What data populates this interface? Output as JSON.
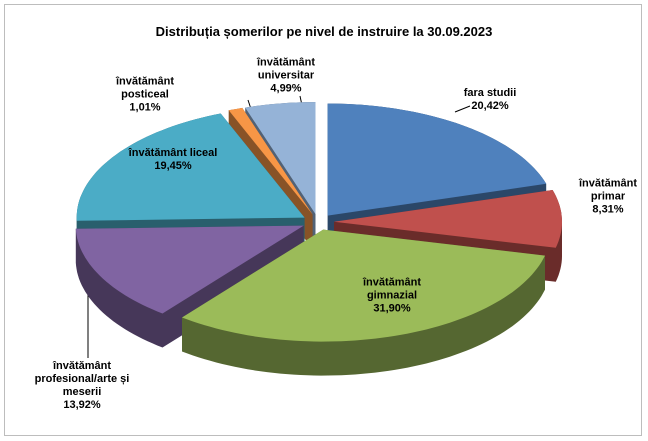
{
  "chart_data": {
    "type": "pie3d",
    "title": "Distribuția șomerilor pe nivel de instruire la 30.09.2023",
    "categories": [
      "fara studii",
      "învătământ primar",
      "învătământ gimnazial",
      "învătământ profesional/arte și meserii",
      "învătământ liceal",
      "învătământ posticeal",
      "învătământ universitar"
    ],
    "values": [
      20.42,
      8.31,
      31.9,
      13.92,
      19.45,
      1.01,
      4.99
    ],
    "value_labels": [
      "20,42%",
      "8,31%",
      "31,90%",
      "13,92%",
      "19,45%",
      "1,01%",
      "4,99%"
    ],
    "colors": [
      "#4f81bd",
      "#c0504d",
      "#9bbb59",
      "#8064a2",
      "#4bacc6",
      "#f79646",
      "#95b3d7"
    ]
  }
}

···

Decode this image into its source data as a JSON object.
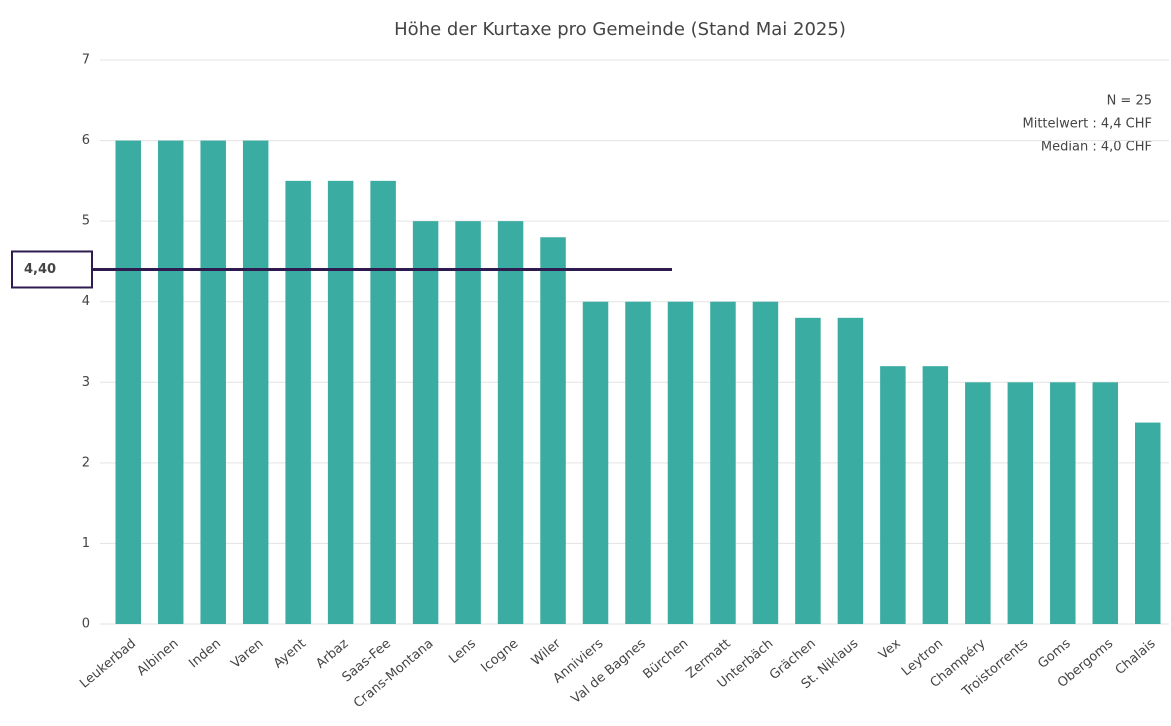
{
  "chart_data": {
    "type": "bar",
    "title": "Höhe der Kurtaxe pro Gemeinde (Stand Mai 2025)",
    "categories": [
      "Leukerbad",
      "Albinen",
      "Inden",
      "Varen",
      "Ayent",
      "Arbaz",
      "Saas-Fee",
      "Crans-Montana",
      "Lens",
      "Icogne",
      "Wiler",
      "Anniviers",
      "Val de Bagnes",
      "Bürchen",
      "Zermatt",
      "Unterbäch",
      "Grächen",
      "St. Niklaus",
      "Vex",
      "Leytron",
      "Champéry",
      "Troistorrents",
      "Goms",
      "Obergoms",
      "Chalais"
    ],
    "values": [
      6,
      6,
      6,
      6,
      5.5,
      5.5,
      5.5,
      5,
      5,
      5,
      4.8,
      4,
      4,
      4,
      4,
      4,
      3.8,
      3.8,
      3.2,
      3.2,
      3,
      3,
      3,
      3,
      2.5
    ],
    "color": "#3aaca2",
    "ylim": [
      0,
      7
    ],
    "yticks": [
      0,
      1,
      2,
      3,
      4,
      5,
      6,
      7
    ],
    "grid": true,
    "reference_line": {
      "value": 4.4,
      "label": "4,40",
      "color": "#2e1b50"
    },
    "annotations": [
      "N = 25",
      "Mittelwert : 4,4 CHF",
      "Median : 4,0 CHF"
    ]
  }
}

···

Report the number of lines above containing the word "JSON", with no other text.

:: ANSWER TO THE EXERCISE ::
2